Dataset items
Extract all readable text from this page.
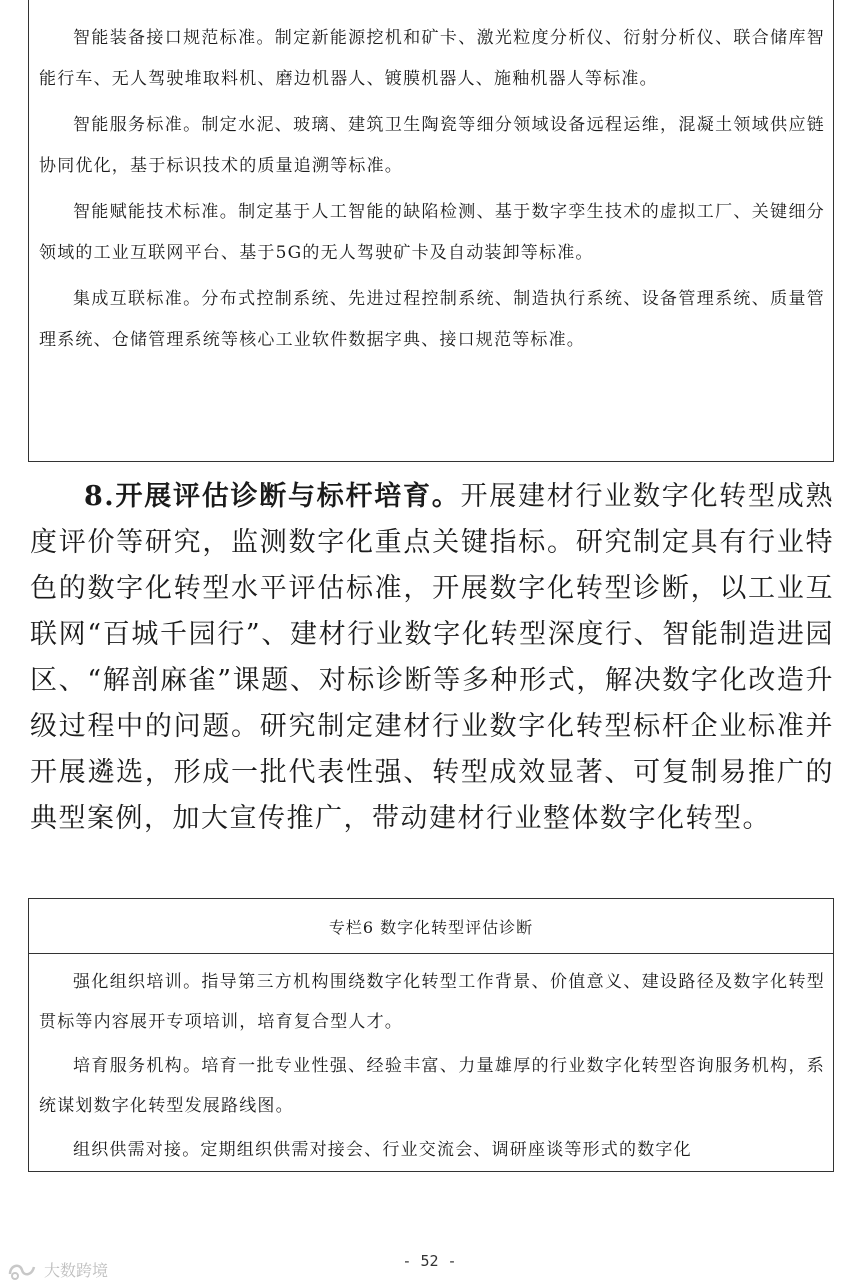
智能装备接口规范标准。制定新能源挖机和矿卡、激光粒度分析仪、衍射分析仪、联合储库智能行车、无人驾驶堆取料机、磨边机器人、镀膜机器人、施釉机器人等标准。

智能服务标准。制定水泥、玻璃、建筑卫生陶瓷等细分领域设备远程运维，混凝土领域供应链协同优化，基于标识技术的质量追溯等标准。

智能赋能技术标准。制定基于人工智能的缺陷检测、基于数字孪生技术的虚拟工厂、关键细分领域的工业互联网平台、基于5G的无人驾驶矿卡及自动装卸等标准。

集成互联标准。分布式控制系统、先进过程控制系统、制造执行系统、设备管理系统、质量管理系统、仓储管理系统等核心工业软件数据字典、接口规范等标准。

8.开展评估诊断与标杆培育。开展建材行业数字化转型成熟度评价等研究，监测数字化重点关键指标。研究制定具有行业特色的数字化转型水平评估标准，开展数字化转型诊断，以工业互联网“百城千园行”、建材行业数字化转型深度行、智能制造进园区、“解剖麻雀”课题、对标诊断等多种形式，解决数字化改造升级过程中的问题。研究制定建材行业数字化转型标杆企业标准并开展遴选，形成一批代表性强、转型成效显著、可复制易推广的典型案例，加大宣传推广，带动建材行业整体数字化转型。

专栏6 数字化转型评估诊断

强化组织培训。指导第三方机构围绕数字化转型工作背景、价值意义、建设路径及数字化转型贯标等内容展开专项培训，培育复合型人才。

培育服务机构。培育一批专业性强、经验丰富、力量雄厚的行业数字化转型咨询服务机构，系统谋划数字化转型发展路线图。

组织供需对接。定期组织供需对接会、行业交流会、调研座谈等形式的数字化

- 52 -
大数跨境
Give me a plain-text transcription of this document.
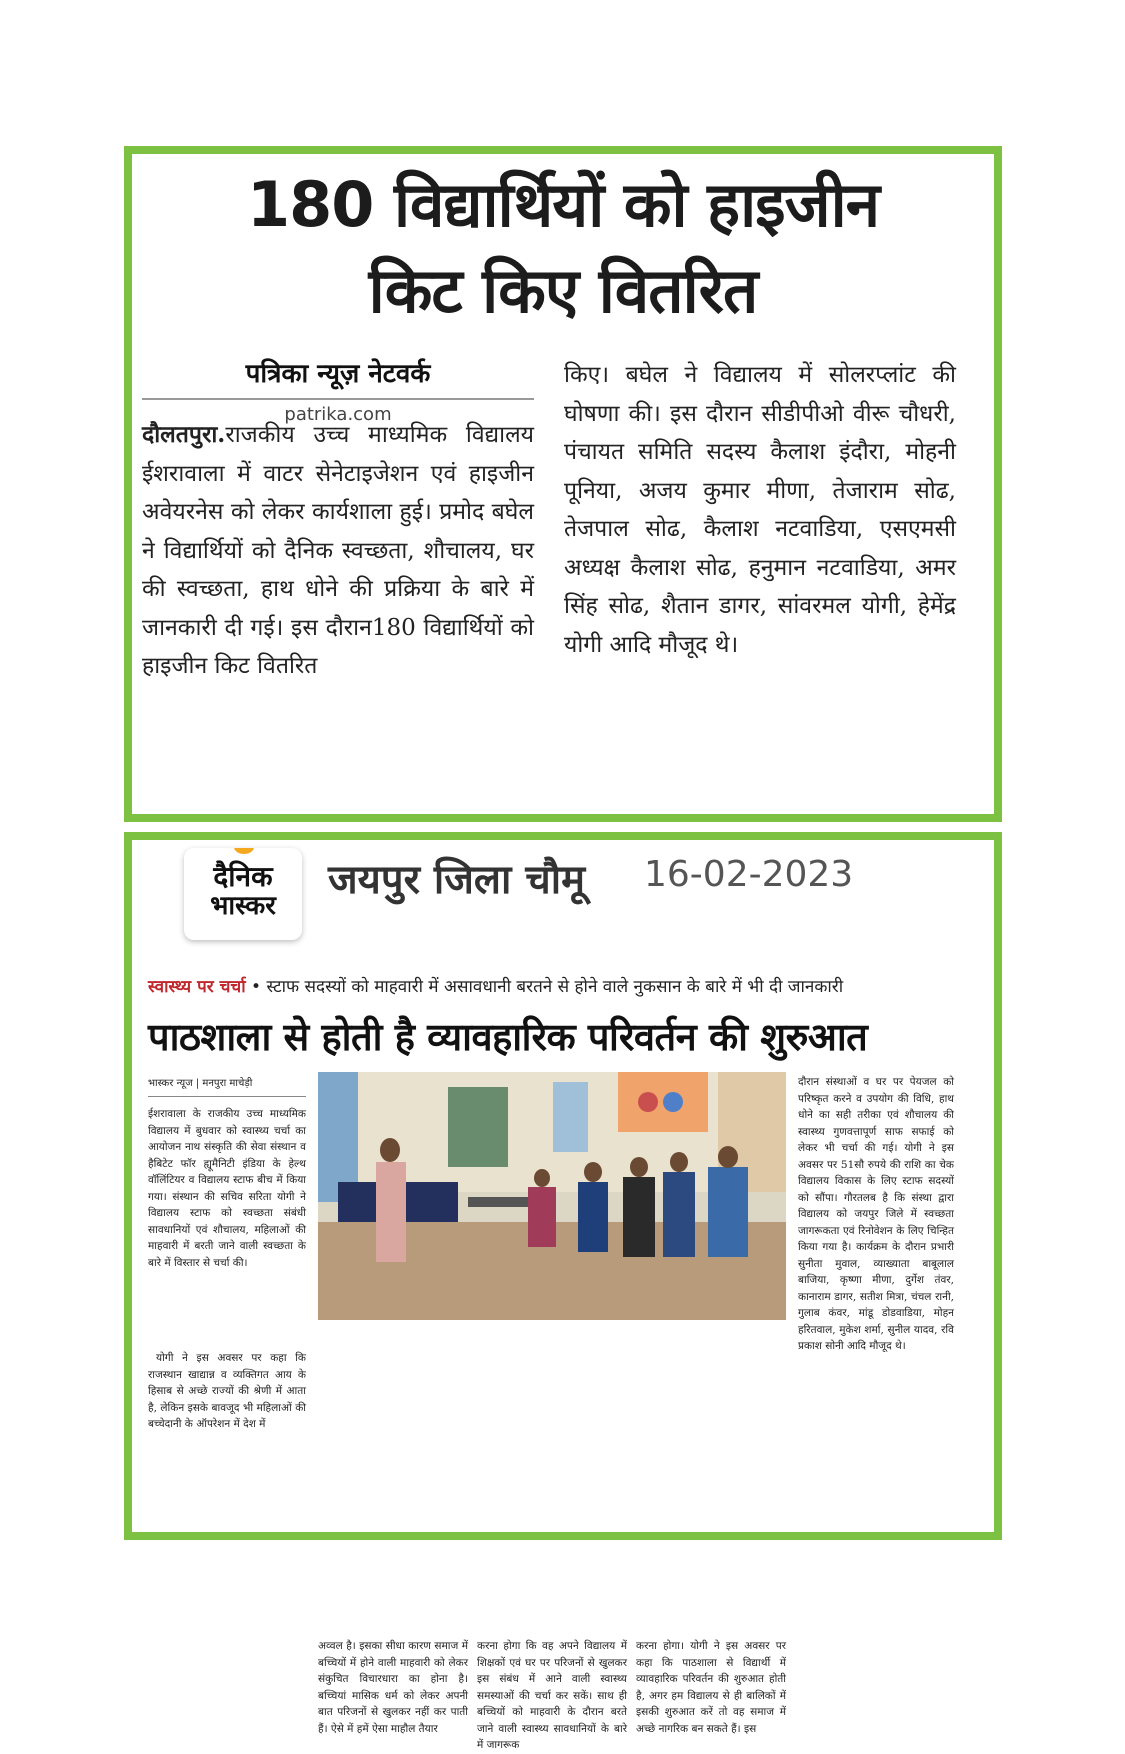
180 विद्यार्थियों को हाइजीन
किट किए वितरित
पत्रिका न्यूज़ नेटवर्क
patrika.com
दौलतपुरा.राजकीय उच्च माध्यमिक विद्यालय ईशरावाला में वाटर सेनेटाइजेशन एवं हाइजीन अवेयरनेस को लेकर कार्यशाला हुई। प्रमोद बघेल ने विद्यार्थियों को दैनिक स्वच्छता, शौचालय, घर की स्वच्छता, हाथ धोने की प्रक्रिया के बारे में जानकारी दी गई। इस दौरान180 विद्यार्थियों को हाइजीन किट वितरित
किए। बघेल ने विद्यालय में सोलरप्लांट की घोषणा की। इस दौरान सीडीपीओ वीरू चौधरी, पंचायत समिति सदस्य कैलाश इंदौरा, मोहनी पूनिया, अजय कुमार मीणा, तेजाराम सोढ, तेजपाल सोढ, कैलाश नटवाडिया, एसएमसी अध्यक्ष कैलाश सोढ, हनुमान नटवाडिया, अमर सिंह सोढ, शैतान डागर, सांवरमल योगी, हेमेंद्र योगी आदि मौजूद थे।
दैनिक
भास्कर
जयपुर जिला चौमू 16-02-2023
स्वास्थ्य पर चर्चा • स्टाफ सदस्यों को माहवारी में असावधानी बरतने से होने वाले नुकसान के बारे में भी दी जानकारी
पाठशाला से होती है व्यावहारिक परिवर्तन की शुरुआत
भास्कर न्यूज | मनपुरा माचेड़ी
ईशरावाला के राजकीय उच्च माध्यमिक विद्यालय में बुधवार को स्वास्थ्य चर्चा का आयोजन नाथ संस्कृति की सेवा संस्थान व हैबिटेट फॉर ह्यूमैनिटी इंडिया के हेल्थ वॉलिंटियर व विद्यालय स्टाफ बीच में किया गया। संस्थान की सचिव सरिता योगी ने विद्यालय स्टाफ को स्वच्छता संबंधी सावधानियों एवं शौचालय, महिलाओं की माहवारी में बरती जाने वाली स्वच्छता के बारे में विस्तार से चर्चा की।
योगी ने इस अवसर पर कहा कि राजस्थान खाद्यान्न व व्यक्तिगत आय के हिसाब से अच्छे राज्यों की श्रेणी में आता है, लेकिन इसके बावजूद भी महिलाओं की बच्चेदानी के ऑपरेशन में देश में
दौरान संस्थाओं व घर पर पेयजल को परिष्कृत करने व उपयोग की विधि, हाथ धोने का सही तरीका एवं शौचालय की स्वास्थ्य गुणवत्तापूर्ण साफ सफाई को लेकर भी चर्चा की गई। योगी ने इस अवसर पर 51सौ रुपये की राशि का चेक विद्यालय विकास के लिए स्टाफ सदस्यों को सौंपा। गौरतलब है कि संस्था द्वारा विद्यालय को जयपुर जिले में स्वच्छता जागरूकता एवं रिनोवेशन के लिए चिन्हित किया गया है। कार्यक्रम के दौरान प्रभारी सुनीता मुवाल, व्याख्याता बाबूलाल बाजिया, कृष्णा मीणा, दुर्गेश तंवर, कानाराम डागर, सतीश मित्रा, चंचल रानी, गुलाब कंवर, मांडू डोडवाडिया, मोहन हरितवाल, मुकेश शर्मा, सुनील यादव, रवि प्रकाश सोनी आदि मौजूद थे।
अव्वल है। इसका सीधा कारण समाज में बच्चियों में होने वाली माहवारी को लेकर संकुचित विचारधारा का होना है। बच्चियां मासिक धर्म को लेकर अपनी बात परिजनों से खुलकर नहीं कर पाती हैं। ऐसे में हमें ऐसा माहौल तैयार
करना होगा कि वह अपने विद्यालय में शिक्षकों एवं घर पर परिजनों से खुलकर इस संबंध में आने वाली स्वास्थ्य समस्याओं की चर्चा कर सकें। साथ ही बच्चियों को माहवारी के दौरान बरते जाने वाली स्वास्थ्य सावधानियों के बारे में जागरूक
करना होगा। योगी ने इस अवसर पर कहा कि पाठशाला से विद्यार्थी में व्यावहारिक परिवर्तन की शुरुआत होती है, अगर हम विद्यालय से ही बालिकों में इसकी शुरुआत करें तो वह समाज में अच्छे नागरिक बन सकते हैं। इस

◆ WHAT IS NEEDED
Make an exact copy of the listing above. Do not include the pictures.

◆ IN RESPONSE
Extract all readable text from this page.
智能装备接口规范标准。制定新能源挖机和矿卡、激光粒度分析仪、衍射分析仪、联合储库智能行车、无人驾驶堆取料机、磨边机器人、镀膜机器人、施釉机器人等标准。

智能服务标准。制定水泥、玻璃、建筑卫生陶瓷等细分领域设备远程运维，混凝土领域供应链协同优化，基于标识技术的质量追溯等标准。

智能赋能技术标准。制定基于人工智能的缺陷检测、基于数字孪生技术的虚拟工厂、关键细分领域的工业互联网平台、基于5G的无人驾驶矿卡及自动装卸等标准。

集成互联标准。分布式控制系统、先进过程控制系统、制造执行系统、设备管理系统、质量管理系统、仓储管理系统等核心工业软件数据字典、接口规范等标准。

8.开展评估诊断与标杆培育。开展建材行业数字化转型成熟度评价等研究，监测数字化重点关键指标。研究制定具有行业特色的数字化转型水平评估标准，开展数字化转型诊断，以工业互联网“百城千园行”、建材行业数字化转型深度行、智能制造进园区、“解剖麻雀”课题、对标诊断等多种形式，解决数字化改造升级过程中的问题。研究制定建材行业数字化转型标杆企业标准并开展遴选，形成一批代表性强、转型成效显著、可复制易推广的典型案例，加大宣传推广，带动建材行业整体数字化转型。

专栏6 数字化转型评估诊断

强化组织培训。指导第三方机构围绕数字化转型工作背景、价值意义、建设路径及数字化转型贯标等内容展开专项培训，培育复合型人才。

培育服务机构。培育一批专业性强、经验丰富、力量雄厚的行业数字化转型咨询服务机构，系统谋划数字化转型发展路线图。

组织供需对接。定期组织供需对接会、行业交流会、调研座谈等形式的数字化

- 52 -
大数跨境
Give me a plain-text transcription of this document.
180 विद्यार्थियों को हाइजीन
किट किए वितरित
पत्रिका न्यूज़ नेटवर्क
patrika.com
दौलतपुरा.राजकीय उच्च माध्यमिक विद्यालय ईशरावाला में वाटर सेनेटाइजेशन एवं हाइजीन अवेयरनेस को लेकर कार्यशाला हुई। प्रमोद बघेल ने विद्यार्थियों को दैनिक स्वच्छता, शौचालय, घर की स्वच्छता, हाथ धोने की प्रक्रिया के बारे में जानकारी दी गई। इस दौरान180 विद्यार्थियों को हाइजीन किट वितरित
किए। बघेल ने विद्यालय में सोलरप्लांट की घोषणा की। इस दौरान सीडीपीओ वीरू चौधरी, पंचायत समिति सदस्य कैलाश इंदौरा, मोहनी पूनिया, अजय कुमार मीणा, तेजाराम सोढ, तेजपाल सोढ, कैलाश नटवाडिया, एसएमसी अध्यक्ष कैलाश सोढ, हनुमान नटवाडिया, अमर सिंह सोढ, शैतान डागर, सांवरमल योगी, हेमेंद्र योगी आदि मौजूद थे।
दैनिक
भास्कर
जयपुर जिला चौमू 16-02-2023
स्वास्थ्य पर चर्चा • स्टाफ सदस्यों को माहवारी में असावधानी बरतने से होने वाले नुकसान के बारे में भी दी जानकारी
पाठशाला से होती है व्यावहारिक परिवर्तन की शुरुआत
भास्कर न्यूज | मनपुरा माचेड़ी
ईशरावाला के राजकीय उच्च माध्यमिक विद्यालय में बुधवार को स्वास्थ्य चर्चा का आयोजन नाथ संस्कृति की सेवा संस्थान व हैबिटेट फॉर ह्यूमैनिटी इंडिया के हेल्थ वॉलिंटियर व विद्यालय स्टाफ बीच में किया गया। संस्थान की सचिव सरिता योगी ने विद्यालय स्टाफ को स्वच्छता संबंधी सावधानियों एवं शौचालय, महिलाओं की माहवारी में बरती जाने वाली स्वच्छता के बारे में विस्तार से चर्चा की।
योगी ने इस अवसर पर कहा कि राजस्थान खाद्यान्न व व्यक्तिगत आय के हिसाब से अच्छे राज्यों की श्रेणी में आता है, लेकिन इसके बावजूद भी महिलाओं की बच्चेदानी के ऑपरेशन में देश में
दौरान संस्थाओं व घर पर पेयजल को परिष्कृत करने व उपयोग की विधि, हाथ धोने का सही तरीका एवं शौचालय की स्वास्थ्य गुणवत्तापूर्ण साफ सफाई को लेकर भी चर्चा की गई। योगी ने इस अवसर पर 51सौ रुपये की राशि का चेक विद्यालय विकास के लिए स्टाफ सदस्यों को सौंपा। गौरतलब है कि संस्था द्वारा विद्यालय को जयपुर जिले में स्वच्छता जागरूकता एवं रिनोवेशन के लिए चिन्हित किया गया है। कार्यक्रम के दौरान प्रभारी सुनीता मुवाल, व्याख्याता बाबूलाल बाजिया, कृष्णा मीणा, दुर्गेश तंवर, कानाराम डागर, सतीश मित्रा, चंचल रानी, गुलाब कंवर, मांडू डोडवाडिया, मोहन हरितवाल, मुकेश शर्मा, सुनील यादव, रवि प्रकाश सोनी आदि मौजूद थे।
अव्वल है। इसका सीधा कारण समाज में बच्चियों में होने वाली माहवारी को लेकर संकुचित विचारधारा का होना है। बच्चियां मासिक धर्म को लेकर अपनी बात परिजनों से खुलकर नहीं कर पाती हैं। ऐसे में हमें ऐसा माहौल तैयार
करना होगा कि वह अपने विद्यालय में शिक्षकों एवं घर पर परिजनों से खुलकर इस संबंध में आने वाली स्वास्थ्य समस्याओं की चर्चा कर सकें। साथ ही बच्चियों को माहवारी के दौरान बरते जाने वाली स्वास्थ्य सावधानियों के बारे में जागरूक
करना होगा। योगी ने इस अवसर पर कहा कि पाठशाला से विद्यार्थी में व्यावहारिक परिवर्तन की शुरुआत होती है, अगर हम विद्यालय से ही बालिकों में इसकी शुरुआत करें तो वह समाज में अच्छे नागरिक बन सकते हैं। इस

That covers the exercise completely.